Repeat each line word for word.
— start of THE INPUT —
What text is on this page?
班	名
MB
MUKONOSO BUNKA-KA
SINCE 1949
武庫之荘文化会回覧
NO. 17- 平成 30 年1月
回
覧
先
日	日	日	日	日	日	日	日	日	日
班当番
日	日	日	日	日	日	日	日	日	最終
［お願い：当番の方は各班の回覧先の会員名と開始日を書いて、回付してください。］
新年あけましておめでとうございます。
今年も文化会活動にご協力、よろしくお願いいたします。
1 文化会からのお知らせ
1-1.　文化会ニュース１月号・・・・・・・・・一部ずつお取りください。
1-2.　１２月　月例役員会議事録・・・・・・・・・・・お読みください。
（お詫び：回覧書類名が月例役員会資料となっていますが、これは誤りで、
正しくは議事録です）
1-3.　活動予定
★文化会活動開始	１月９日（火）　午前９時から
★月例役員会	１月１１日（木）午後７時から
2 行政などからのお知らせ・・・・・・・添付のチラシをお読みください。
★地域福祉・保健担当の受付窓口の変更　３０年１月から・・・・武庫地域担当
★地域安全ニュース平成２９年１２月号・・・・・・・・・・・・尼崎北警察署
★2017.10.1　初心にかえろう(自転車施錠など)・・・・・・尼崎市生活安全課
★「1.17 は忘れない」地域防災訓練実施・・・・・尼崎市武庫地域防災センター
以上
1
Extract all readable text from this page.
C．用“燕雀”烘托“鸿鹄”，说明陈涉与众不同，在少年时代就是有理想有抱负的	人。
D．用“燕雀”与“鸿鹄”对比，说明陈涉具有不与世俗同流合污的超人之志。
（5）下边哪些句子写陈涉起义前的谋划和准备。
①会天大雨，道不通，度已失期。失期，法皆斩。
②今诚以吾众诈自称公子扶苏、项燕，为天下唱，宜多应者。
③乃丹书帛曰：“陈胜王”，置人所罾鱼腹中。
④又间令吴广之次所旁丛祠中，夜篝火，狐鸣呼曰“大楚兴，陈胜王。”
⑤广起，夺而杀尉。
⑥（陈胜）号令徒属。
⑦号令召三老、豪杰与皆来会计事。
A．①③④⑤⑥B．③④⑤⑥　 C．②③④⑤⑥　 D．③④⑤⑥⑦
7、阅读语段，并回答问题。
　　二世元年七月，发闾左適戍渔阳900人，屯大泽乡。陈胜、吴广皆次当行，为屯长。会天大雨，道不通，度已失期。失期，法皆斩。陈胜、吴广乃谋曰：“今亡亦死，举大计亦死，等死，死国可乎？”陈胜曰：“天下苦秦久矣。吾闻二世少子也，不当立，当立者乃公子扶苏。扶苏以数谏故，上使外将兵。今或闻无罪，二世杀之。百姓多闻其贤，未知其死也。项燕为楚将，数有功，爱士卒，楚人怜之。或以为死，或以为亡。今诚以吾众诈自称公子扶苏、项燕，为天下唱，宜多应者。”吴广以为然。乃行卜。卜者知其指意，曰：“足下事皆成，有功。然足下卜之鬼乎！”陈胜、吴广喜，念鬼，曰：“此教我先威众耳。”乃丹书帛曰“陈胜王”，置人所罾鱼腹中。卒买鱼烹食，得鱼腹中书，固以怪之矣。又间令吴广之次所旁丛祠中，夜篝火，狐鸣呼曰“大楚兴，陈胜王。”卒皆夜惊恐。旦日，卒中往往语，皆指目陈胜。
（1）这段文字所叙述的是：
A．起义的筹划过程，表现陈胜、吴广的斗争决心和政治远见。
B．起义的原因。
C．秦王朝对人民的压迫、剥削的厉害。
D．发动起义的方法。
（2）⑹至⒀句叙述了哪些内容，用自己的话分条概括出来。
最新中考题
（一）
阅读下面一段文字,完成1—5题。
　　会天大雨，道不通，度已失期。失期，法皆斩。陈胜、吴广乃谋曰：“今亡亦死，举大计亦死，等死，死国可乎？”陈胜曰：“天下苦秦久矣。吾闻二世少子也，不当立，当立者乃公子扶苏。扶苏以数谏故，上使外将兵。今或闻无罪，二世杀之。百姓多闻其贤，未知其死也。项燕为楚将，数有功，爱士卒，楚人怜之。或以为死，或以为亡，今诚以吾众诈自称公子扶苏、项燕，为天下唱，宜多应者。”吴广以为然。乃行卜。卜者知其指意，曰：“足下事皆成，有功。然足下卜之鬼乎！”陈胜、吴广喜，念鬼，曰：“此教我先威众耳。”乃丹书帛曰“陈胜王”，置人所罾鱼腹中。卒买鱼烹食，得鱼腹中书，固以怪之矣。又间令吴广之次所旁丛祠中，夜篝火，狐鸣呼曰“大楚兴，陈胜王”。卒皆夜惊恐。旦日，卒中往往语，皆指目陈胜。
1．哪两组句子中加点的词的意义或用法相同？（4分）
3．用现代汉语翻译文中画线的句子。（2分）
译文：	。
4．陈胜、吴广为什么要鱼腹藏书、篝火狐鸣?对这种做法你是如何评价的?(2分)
— end of THE INPUT —
» ANSWER BELOW
What text is on this page?
班	名
MB
MUKONOSO BUNKA-KA
SINCE 1949
武庫之荘文化会回覧
NO. 17- 平成 30 年1月
回
覧
先
日	日	日	日	日	日	日	日	日	日
班当番
日	日	日	日	日	日	日	日	日	最終
［お願い：当番の方は各班の回覧先の会員名と開始日を書いて、回付してください。］
新年あけましておめでとうございます。
今年も文化会活動にご協力、よろしくお願いいたします。
1 文化会からのお知らせ
1-1.　文化会ニュース１月号・・・・・・・・・一部ずつお取りください。
1-2.　１２月　月例役員会議事録・・・・・・・・・・・お読みください。
（お詫び：回覧書類名が月例役員会資料となっていますが、これは誤りで、
正しくは議事録です）
1-3.　活動予定
★文化会活動開始	１月９日（火）　午前９時から
★月例役員会	１月１１日（木）午後７時から
2 行政などからのお知らせ・・・・・・・添付のチラシをお読みください。
★地域福祉・保健担当の受付窓口の変更　３０年１月から・・・・武庫地域担当
★地域安全ニュース平成２９年１２月号・・・・・・・・・・・・尼崎北警察署
★2017.10.1　初心にかえろう(自転車施錠など)・・・・・・尼崎市生活安全課
★「1.17 は忘れない」地域防災訓練実施・・・・・尼崎市武庫地域防災センター
以上
1
Extract all readable text from this page.
C．用“燕雀”烘托“鸿鹄”，说明陈涉与众不同，在少年时代就是有理想有抱负的	人。
D．用“燕雀”与“鸿鹄”对比，说明陈涉具有不与世俗同流合污的超人之志。
（5）下边哪些句子写陈涉起义前的谋划和准备。
①会天大雨，道不通，度已失期。失期，法皆斩。
②今诚以吾众诈自称公子扶苏、项燕，为天下唱，宜多应者。
③乃丹书帛曰：“陈胜王”，置人所罾鱼腹中。
④又间令吴广之次所旁丛祠中，夜篝火，狐鸣呼曰“大楚兴，陈胜王。”
⑤广起，夺而杀尉。
⑥（陈胜）号令徒属。
⑦号令召三老、豪杰与皆来会计事。
A．①③④⑤⑥B．③④⑤⑥　 C．②③④⑤⑥　 D．③④⑤⑥⑦
7、阅读语段，并回答问题。
　　二世元年七月，发闾左適戍渔阳900人，屯大泽乡。陈胜、吴广皆次当行，为屯长。会天大雨，道不通，度已失期。失期，法皆斩。陈胜、吴广乃谋曰：“今亡亦死，举大计亦死，等死，死国可乎？”陈胜曰：“天下苦秦久矣。吾闻二世少子也，不当立，当立者乃公子扶苏。扶苏以数谏故，上使外将兵。今或闻无罪，二世杀之。百姓多闻其贤，未知其死也。项燕为楚将，数有功，爱士卒，楚人怜之。或以为死，或以为亡。今诚以吾众诈自称公子扶苏、项燕，为天下唱，宜多应者。”吴广以为然。乃行卜。卜者知其指意，曰：“足下事皆成，有功。然足下卜之鬼乎！”陈胜、吴广喜，念鬼，曰：“此教我先威众耳。”乃丹书帛曰“陈胜王”，置人所罾鱼腹中。卒买鱼烹食，得鱼腹中书，固以怪之矣。又间令吴广之次所旁丛祠中，夜篝火，狐鸣呼曰“大楚兴，陈胜王。”卒皆夜惊恐。旦日，卒中往往语，皆指目陈胜。
（1）这段文字所叙述的是：
A．起义的筹划过程，表现陈胜、吴广的斗争决心和政治远见。
B．起义的原因。
C．秦王朝对人民的压迫、剥削的厉害。
D．发动起义的方法。
（2）⑹至⒀句叙述了哪些内容，用自己的话分条概括出来。
最新中考题
（一）
阅读下面一段文字,完成1—5题。
　　会天大雨，道不通，度已失期。失期，法皆斩。陈胜、吴广乃谋曰：“今亡亦死，举大计亦死，等死，死国可乎？”陈胜曰：“天下苦秦久矣。吾闻二世少子也，不当立，当立者乃公子扶苏。扶苏以数谏故，上使外将兵。今或闻无罪，二世杀之。百姓多闻其贤，未知其死也。项燕为楚将，数有功，爱士卒，楚人怜之。或以为死，或以为亡，今诚以吾众诈自称公子扶苏、项燕，为天下唱，宜多应者。”吴广以为然。乃行卜。卜者知其指意，曰：“足下事皆成，有功。然足下卜之鬼乎！”陈胜、吴广喜，念鬼，曰：“此教我先威众耳。”乃丹书帛曰“陈胜王”，置人所罾鱼腹中。卒买鱼烹食，得鱼腹中书，固以怪之矣。又间令吴广之次所旁丛祠中，夜篝火，狐鸣呼曰“大楚兴，陈胜王”。卒皆夜惊恐。旦日，卒中往往语，皆指目陈胜。
1．哪两组句子中加点的词的意义或用法相同？（4分）
3．用现代汉语翻译文中画线的句子。（2分）
译文：	。
4．陈胜、吴广为什么要鱼腹藏书、篝火狐鸣?对这种做法你是如何评价的?(2分)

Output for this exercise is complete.